- _What is being asked_
Report how many lines of the following entries include the string "Gesetzentwurfs"; respond with the number alone.

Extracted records
★ ★ ★ ★

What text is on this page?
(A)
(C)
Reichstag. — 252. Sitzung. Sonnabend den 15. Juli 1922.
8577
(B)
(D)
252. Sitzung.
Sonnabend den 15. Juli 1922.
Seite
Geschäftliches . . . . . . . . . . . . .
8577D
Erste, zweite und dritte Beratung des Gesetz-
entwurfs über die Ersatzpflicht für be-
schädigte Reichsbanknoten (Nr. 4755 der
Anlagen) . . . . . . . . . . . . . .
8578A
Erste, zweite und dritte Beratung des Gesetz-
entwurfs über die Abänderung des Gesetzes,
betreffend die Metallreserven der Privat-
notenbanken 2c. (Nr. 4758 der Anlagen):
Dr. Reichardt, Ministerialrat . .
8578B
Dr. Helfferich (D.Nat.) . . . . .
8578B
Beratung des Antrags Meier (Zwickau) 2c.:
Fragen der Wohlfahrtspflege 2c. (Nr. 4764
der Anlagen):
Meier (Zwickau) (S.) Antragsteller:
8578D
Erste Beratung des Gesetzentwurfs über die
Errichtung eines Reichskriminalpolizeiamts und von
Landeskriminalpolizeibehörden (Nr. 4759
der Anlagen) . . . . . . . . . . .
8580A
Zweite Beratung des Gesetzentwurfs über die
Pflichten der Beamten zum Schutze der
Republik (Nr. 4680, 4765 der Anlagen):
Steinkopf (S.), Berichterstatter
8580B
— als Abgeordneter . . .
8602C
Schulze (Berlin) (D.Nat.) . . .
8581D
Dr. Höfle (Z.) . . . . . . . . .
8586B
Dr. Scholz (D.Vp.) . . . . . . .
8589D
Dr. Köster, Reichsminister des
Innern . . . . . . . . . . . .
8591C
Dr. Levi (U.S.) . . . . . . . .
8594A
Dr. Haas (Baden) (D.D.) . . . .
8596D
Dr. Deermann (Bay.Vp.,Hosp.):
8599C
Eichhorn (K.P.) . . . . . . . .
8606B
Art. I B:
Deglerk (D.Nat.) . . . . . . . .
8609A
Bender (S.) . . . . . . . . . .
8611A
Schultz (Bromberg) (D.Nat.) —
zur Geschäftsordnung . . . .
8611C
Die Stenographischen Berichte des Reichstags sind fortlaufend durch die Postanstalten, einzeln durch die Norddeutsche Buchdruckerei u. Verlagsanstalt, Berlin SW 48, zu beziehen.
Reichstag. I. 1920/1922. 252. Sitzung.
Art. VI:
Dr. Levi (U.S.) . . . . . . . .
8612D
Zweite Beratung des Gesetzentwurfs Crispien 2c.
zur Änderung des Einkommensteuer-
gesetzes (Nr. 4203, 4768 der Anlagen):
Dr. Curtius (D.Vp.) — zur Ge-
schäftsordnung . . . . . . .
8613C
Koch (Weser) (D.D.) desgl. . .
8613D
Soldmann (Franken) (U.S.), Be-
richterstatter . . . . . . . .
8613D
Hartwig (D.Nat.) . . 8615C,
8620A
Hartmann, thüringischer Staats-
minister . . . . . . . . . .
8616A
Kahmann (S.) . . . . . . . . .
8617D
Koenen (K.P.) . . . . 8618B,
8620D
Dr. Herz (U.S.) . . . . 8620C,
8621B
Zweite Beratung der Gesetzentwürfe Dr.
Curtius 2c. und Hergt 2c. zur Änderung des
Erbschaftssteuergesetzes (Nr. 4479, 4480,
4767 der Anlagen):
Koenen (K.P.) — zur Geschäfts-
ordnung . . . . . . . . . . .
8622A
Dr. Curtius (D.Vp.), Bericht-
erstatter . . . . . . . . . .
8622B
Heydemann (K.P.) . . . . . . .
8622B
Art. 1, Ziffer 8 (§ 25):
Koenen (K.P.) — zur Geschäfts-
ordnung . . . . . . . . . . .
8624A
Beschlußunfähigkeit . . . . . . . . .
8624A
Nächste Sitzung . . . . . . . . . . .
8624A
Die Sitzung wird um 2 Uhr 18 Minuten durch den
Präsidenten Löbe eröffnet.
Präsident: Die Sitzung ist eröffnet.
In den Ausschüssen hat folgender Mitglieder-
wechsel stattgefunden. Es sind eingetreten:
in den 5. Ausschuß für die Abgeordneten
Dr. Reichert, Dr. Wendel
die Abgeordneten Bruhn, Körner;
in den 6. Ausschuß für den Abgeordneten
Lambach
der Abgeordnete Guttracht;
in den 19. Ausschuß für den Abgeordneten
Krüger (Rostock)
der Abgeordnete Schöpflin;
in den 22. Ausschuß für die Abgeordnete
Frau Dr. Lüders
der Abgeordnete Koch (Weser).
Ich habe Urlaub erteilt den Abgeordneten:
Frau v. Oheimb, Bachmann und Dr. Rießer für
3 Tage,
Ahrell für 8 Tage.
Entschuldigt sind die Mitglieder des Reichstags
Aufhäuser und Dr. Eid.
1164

★ ★ ★ ★

- _Exercise response_
3